**What you will do**
Print the records again, matching each line exactly.

[Stored items]
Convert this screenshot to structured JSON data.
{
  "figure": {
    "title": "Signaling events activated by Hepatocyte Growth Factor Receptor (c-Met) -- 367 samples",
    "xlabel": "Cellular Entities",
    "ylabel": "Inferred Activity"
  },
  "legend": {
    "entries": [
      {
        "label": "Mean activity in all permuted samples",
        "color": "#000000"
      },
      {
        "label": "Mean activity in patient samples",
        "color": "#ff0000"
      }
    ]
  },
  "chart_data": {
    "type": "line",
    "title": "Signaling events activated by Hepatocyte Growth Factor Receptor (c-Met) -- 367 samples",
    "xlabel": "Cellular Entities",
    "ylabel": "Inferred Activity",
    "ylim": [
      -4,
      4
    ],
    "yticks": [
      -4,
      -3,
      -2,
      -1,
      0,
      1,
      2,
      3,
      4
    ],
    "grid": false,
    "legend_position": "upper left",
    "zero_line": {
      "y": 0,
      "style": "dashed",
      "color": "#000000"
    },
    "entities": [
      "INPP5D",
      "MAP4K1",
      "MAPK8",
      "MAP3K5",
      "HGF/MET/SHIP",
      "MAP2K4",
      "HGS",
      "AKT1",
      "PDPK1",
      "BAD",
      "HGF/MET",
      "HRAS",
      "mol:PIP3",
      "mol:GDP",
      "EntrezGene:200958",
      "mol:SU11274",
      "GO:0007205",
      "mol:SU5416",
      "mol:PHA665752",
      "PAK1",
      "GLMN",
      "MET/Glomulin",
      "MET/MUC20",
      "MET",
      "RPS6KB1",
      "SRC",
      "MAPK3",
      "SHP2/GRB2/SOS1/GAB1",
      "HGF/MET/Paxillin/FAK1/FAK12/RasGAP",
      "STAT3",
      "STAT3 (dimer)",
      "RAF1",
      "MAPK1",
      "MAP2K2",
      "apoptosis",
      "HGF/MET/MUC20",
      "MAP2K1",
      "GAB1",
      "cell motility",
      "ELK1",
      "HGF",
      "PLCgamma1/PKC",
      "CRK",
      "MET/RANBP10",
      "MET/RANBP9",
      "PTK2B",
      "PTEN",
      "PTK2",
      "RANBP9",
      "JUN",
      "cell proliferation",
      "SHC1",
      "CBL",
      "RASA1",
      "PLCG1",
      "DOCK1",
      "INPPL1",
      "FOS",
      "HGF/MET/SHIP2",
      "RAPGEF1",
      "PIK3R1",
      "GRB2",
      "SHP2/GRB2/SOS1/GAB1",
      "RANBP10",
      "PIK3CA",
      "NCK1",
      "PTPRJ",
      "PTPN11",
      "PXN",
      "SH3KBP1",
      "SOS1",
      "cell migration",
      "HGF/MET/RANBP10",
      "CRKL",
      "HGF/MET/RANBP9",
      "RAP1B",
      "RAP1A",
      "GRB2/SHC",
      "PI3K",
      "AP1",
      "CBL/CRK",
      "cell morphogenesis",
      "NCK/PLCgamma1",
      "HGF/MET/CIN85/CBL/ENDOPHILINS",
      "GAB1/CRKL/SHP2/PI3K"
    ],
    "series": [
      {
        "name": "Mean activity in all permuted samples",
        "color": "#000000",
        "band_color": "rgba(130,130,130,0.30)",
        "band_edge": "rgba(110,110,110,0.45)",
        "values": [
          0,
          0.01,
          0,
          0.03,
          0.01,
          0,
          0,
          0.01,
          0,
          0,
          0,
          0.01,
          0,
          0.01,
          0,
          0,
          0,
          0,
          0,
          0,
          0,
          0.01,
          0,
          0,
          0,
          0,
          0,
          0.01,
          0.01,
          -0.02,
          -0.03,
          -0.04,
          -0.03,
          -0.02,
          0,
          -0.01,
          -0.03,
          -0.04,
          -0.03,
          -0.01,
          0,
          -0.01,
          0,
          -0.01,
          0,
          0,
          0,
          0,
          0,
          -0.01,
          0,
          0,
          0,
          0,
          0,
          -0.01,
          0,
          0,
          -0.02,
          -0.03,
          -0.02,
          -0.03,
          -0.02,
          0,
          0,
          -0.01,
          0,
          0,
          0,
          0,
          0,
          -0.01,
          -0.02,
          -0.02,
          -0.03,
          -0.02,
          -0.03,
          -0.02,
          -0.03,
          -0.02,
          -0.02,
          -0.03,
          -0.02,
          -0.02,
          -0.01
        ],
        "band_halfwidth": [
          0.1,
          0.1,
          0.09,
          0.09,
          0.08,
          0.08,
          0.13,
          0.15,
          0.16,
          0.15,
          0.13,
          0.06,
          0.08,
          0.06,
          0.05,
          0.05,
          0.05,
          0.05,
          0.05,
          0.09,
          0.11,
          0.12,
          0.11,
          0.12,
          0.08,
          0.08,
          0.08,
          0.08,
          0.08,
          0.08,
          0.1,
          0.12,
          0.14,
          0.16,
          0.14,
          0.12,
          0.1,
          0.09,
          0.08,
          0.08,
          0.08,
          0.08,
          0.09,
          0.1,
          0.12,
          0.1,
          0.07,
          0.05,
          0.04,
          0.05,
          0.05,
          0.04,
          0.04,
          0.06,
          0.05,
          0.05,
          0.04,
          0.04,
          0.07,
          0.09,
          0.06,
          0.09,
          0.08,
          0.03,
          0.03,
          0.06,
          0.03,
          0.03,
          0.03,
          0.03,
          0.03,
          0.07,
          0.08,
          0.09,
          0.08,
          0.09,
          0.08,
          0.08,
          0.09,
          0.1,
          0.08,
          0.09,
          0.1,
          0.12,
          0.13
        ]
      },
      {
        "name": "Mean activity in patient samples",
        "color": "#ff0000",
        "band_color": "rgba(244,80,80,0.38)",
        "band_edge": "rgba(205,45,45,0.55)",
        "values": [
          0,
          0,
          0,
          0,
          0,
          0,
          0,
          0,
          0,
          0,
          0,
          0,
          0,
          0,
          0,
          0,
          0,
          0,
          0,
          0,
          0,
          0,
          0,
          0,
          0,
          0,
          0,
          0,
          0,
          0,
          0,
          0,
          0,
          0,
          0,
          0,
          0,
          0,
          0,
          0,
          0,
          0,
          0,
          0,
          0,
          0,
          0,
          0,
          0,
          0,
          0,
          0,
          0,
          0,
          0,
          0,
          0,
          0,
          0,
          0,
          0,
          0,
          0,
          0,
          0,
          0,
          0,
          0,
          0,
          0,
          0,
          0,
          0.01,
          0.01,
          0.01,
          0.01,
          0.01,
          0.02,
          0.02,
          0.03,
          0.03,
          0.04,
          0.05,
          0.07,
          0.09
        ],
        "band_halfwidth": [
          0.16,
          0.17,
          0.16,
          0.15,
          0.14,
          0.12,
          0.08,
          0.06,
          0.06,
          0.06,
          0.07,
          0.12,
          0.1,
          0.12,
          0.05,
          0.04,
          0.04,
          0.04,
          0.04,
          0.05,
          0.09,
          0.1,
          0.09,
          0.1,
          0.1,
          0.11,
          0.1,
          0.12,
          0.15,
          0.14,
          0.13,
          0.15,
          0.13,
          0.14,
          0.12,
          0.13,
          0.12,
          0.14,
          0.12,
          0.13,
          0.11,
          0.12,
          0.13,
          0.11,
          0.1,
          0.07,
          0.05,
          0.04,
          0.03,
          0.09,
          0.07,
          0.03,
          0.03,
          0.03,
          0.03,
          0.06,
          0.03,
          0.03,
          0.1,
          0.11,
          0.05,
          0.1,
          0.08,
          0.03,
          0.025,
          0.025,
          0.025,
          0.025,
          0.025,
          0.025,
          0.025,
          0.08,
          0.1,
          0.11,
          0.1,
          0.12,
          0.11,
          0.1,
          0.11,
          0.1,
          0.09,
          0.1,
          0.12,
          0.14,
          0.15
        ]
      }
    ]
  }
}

**Task output**
Convert this screenshot to structured JSON data.
{
  "figure": {
    "title": "Signaling events activated by Hepatocyte Growth Factor Receptor (c-Met) -- 367 samples",
    "xlabel": "Cellular Entities",
    "ylabel": "Inferred Activity"
  },
  "legend": {
    "entries": [
      {
        "label": "Mean activity in all permuted samples",
        "color": "#000000"
      },
      {
        "label": "Mean activity in patient samples",
        "color": "#ff0000"
      }
    ]
  },
  "chart_data": {
    "type": "line",
    "title": "Signaling events activated by Hepatocyte Growth Factor Receptor (c-Met) -- 367 samples",
    "xlabel": "Cellular Entities",
    "ylabel": "Inferred Activity",
    "ylim": [
      -4,
      4
    ],
    "yticks": [
      -4,
      -3,
      -2,
      -1,
      0,
      1,
      2,
      3,
      4
    ],
    "grid": false,
    "legend_position": "upper left",
    "zero_line": {
      "y": 0,
      "style": "dashed",
      "color": "#000000"
    },
    "entities": [
      "INPP5D",
      "MAP4K1",
      "MAPK8",
      "MAP3K5",
      "HGF/MET/SHIP",
      "MAP2K4",
      "HGS",
      "AKT1",
      "PDPK1",
      "BAD",
      "HGF/MET",
      "HRAS",
      "mol:PIP3",
      "mol:GDP",
      "EntrezGene:200958",
      "mol:SU11274",
      "GO:0007205",
      "mol:SU5416",
      "mol:PHA665752",
      "PAK1",
      "GLMN",
      "MET/Glomulin",
      "MET/MUC20",
      "MET",
      "RPS6KB1",
      "SRC",
      "MAPK3",
      "SHP2/GRB2/SOS1/GAB1",
      "HGF/MET/Paxillin/FAK1/FAK12/RasGAP",
      "STAT3",
      "STAT3 (dimer)",
      "RAF1",
      "MAPK1",
      "MAP2K2",
      "apoptosis",
      "HGF/MET/MUC20",
      "MAP2K1",
      "GAB1",
      "cell motility",
      "ELK1",
      "HGF",
      "PLCgamma1/PKC",
      "CRK",
      "MET/RANBP10",
      "MET/RANBP9",
      "PTK2B",
      "PTEN",
      "PTK2",
      "RANBP9",
      "JUN",
      "cell proliferation",
      "SHC1",
      "CBL",
      "RASA1",
      "PLCG1",
      "DOCK1",
      "INPPL1",
      "FOS",
      "HGF/MET/SHIP2",
      "RAPGEF1",
      "PIK3R1",
      "GRB2",
      "SHP2/GRB2/SOS1/GAB1",
      "RANBP10",
      "PIK3CA",
      "NCK1",
      "PTPRJ",
      "PTPN11",
      "PXN",
      "SH3KBP1",
      "SOS1",
      "cell migration",
      "HGF/MET/RANBP10",
      "CRKL",
      "HGF/MET/RANBP9",
      "RAP1B",
      "RAP1A",
      "GRB2/SHC",
      "PI3K",
      "AP1",
      "CBL/CRK",
      "cell morphogenesis",
      "NCK/PLCgamma1",
      "HGF/MET/CIN85/CBL/ENDOPHILINS",
      "GAB1/CRKL/SHP2/PI3K"
    ],
    "series": [
      {
        "name": "Mean activity in all permuted samples",
        "color": "#000000",
        "band_color": "rgba(130,130,130,0.30)",
        "band_edge": "rgba(110,110,110,0.45)",
        "values": [
          0,
          0.01,
          0,
          0.03,
          0.01,
          0,
          0,
          0.01,
          0,
          0,
          0,
          0.01,
          0,
          0.01,
          0,
          0,
          0,
          0,
          0,
          0,
          0,
          0.01,
          0,
          0,
          0,
          0,
          0,
          0.01,
          0.01,
          -0.02,
          -0.03,
          -0.04,
          -0.03,
          -0.02,
          0,
          -0.01,
          -0.03,
          -0.04,
          -0.03,
          -0.01,
          0,
          -0.01,
          0,
          -0.01,
          0,
          0,
          0,
          0,
          0,
          -0.01,
          0,
          0,
          0,
          0,
          0,
          -0.01,
          0,
          0,
          -0.02,
          -0.03,
          -0.02,
          -0.03,
          -0.02,
          0,
          0,
          -0.01,
          0,
          0,
          0,
          0,
          0,
          -0.01,
          -0.02,
          -0.02,
          -0.03,
          -0.02,
          -0.03,
          -0.02,
          -0.03,
          -0.02,
          -0.02,
          -0.03,
          -0.02,
          -0.02,
          -0.01
        ],
        "band_halfwidth": [
          0.1,
          0.1,
          0.09,
          0.09,
          0.08,
          0.08,
          0.13,
          0.15,
          0.16,
          0.15,
          0.13,
          0.06,
          0.08,
          0.06,
          0.05,
          0.05,
          0.05,
          0.05,
          0.05,
          0.09,
          0.11,
          0.12,
          0.11,
          0.12,
          0.08,
          0.08,
          0.08,
          0.08,
          0.08,
          0.08,
          0.1,
          0.12,
          0.14,
          0.16,
          0.14,
          0.12,
          0.1,
          0.09,
          0.08,
          0.08,
          0.08,
          0.08,
          0.09,
          0.1,
          0.12,
          0.1,
          0.07,
          0.05,
          0.04,
          0.05,
          0.05,
          0.04,
          0.04,
          0.06,
          0.05,
          0.05,
          0.04,
          0.04,
          0.07,
          0.09,
          0.06,
          0.09,
          0.08,
          0.03,
          0.03,
          0.06,
          0.03,
          0.03,
          0.03,
          0.03,
          0.03,
          0.07,
          0.08,
          0.09,
          0.08,
          0.09,
          0.08,
          0.08,
          0.09,
          0.1,
          0.08,
          0.09,
          0.1,
          0.12,
          0.13
        ]
      },
      {
        "name": "Mean activity in patient samples",
        "color": "#ff0000",
        "band_color": "rgba(244,80,80,0.38)",
        "band_edge": "rgba(205,45,45,0.55)",
        "values": [
          0,
          0,
          0,
          0,
          0,
          0,
          0,
          0,
          0,
          0,
          0,
          0,
          0,
          0,
          0,
          0,
          0,
          0,
          0,
          0,
          0,
          0,
          0,
          0,
          0,
          0,
          0,
          0,
          0,
          0,
          0,
          0,
          0,
          0,
          0,
          0,
          0,
          0,
          0,
          0,
          0,
          0,
          0,
          0,
          0,
          0,
          0,
          0,
          0,
          0,
          0,
          0,
          0,
          0,
          0,
          0,
          0,
          0,
          0,
          0,
          0,
          0,
          0,
          0,
          0,
          0,
          0,
          0,
          0,
          0,
          0,
          0,
          0.01,
          0.01,
          0.01,
          0.01,
          0.01,
          0.02,
          0.02,
          0.03,
          0.03,
          0.04,
          0.05,
          0.07,
          0.09
        ],
        "band_halfwidth": [
          0.16,
          0.17,
          0.16,
          0.15,
          0.14,
          0.12,
          0.08,
          0.06,
          0.06,
          0.06,
          0.07,
          0.12,
          0.1,
          0.12,
          0.05,
          0.04,
          0.04,
          0.04,
          0.04,
          0.05,
          0.09,
          0.1,
          0.09,
          0.1,
          0.1,
          0.11,
          0.1,
          0.12,
          0.15,
          0.14,
          0.13,
          0.15,
          0.13,
          0.14,
          0.12,
          0.13,
          0.12,
          0.14,
          0.12,
          0.13,
          0.11,
          0.12,
          0.13,
          0.11,
          0.1,
          0.07,
          0.05,
          0.04,
          0.03,
          0.09,
          0.07,
          0.03,
          0.03,
          0.03,
          0.03,
          0.06,
          0.03,
          0.03,
          0.1,
          0.11,
          0.05,
          0.1,
          0.08,
          0.03,
          0.025,
          0.025,
          0.025,
          0.025,
          0.025,
          0.025,
          0.025,
          0.08,
          0.1,
          0.11,
          0.1,
          0.12,
          0.11,
          0.1,
          0.11,
          0.1,
          0.09,
          0.1,
          0.12,
          0.14,
          0.15
        ]
      }
    ]
  }
}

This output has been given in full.